## EXERCICE PROPOSÉ
D'après la source, quel nom porte un concept dont la synthèse est tirée de l'expérience même ?

## SOURCE

#####

Page:Kant - Critique de la raison pure, I-Intro.djvu/56

La bibliothèque libre.
Le texte de cette page a été corrigé et est conforme au fac-similé.
xlv
DE LA RAISON PURE

Premier postulat : possibilité des choses.

Le premier postulat, celui de la possibilité des choses, exige que le concept de ces choses s’accorde avec les conditions formelles d’une expérience en général. Tout ce qui s’accorde avec ces conditions est possible. Un concept doit être tenu pour vide on sans objet si la synthèse qu’il contient n’appartient pas à l’expérience, réelle ou possible. Si cette synthèse est tirée de l’expérience même, le concept s’appelle un concept empirique ; si elle est simplement une condition à priori de l’expérience en général, le concept est alors un concept pur, mais qui appartient pourtant à l’expérience, puisque son objet ne peut être trouvé « que dans l’expérience. Tout concept qui n’est ni un concept empirique, ni une condition de l’expérience ne saurait justifier la possibilité de son objet. Ce postulat est de la plus grande importance pour empêcher l’esprit de s’égarer en de vaines chimères. Attribue-t-on, par exemple, à l’esprit la faculté de prévoir l’avenir par une sorte d’intuition directe, ou celle d’entrer en commerce avec d’autres esprits sans l’intermédiaire du corps et indépendamment de toute distance, il est aisé de voir que ce sont là de pures fictions, puisque de tels concepts ne se fondent sur aucune expérience, mais qu’ils sont au contraire en désaccord avec toutes les lois de l’expérience. Il y a sans doute des concepts dont nous pouvons reconnaître la possibilité sans recourir à l’expérience réelle : tels sont, par exemple, les concepts dont il a été précédemment question, celui de la permanence, etc. ; mais ces concepts ne s’appliquent pas moins à l’expérience dont ils déterminent les conditions ou à laquelle ils servent de règles, et c’est ainsi que nous sommes fondés à leur attribuer une valeur objective.

#####

## EXTRAIT DE DONNÉES

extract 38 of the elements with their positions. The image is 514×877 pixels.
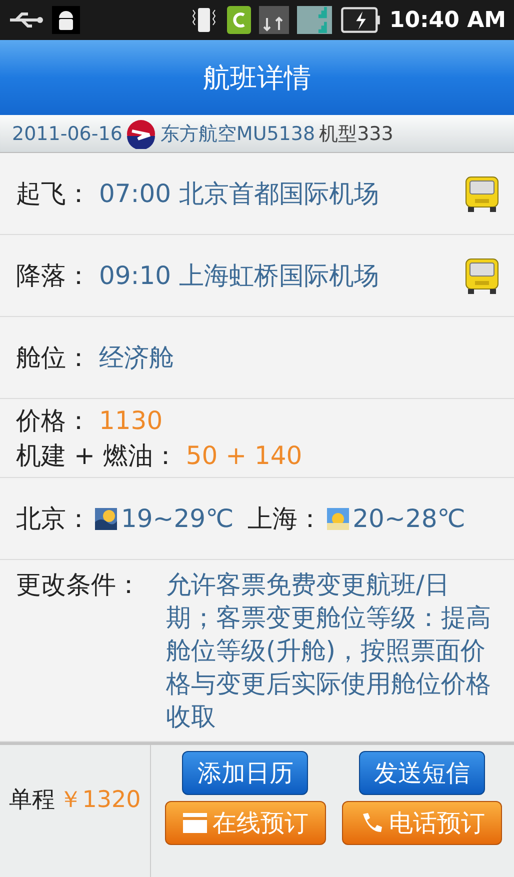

#####

## RÉSULTAT
Un concept empirique.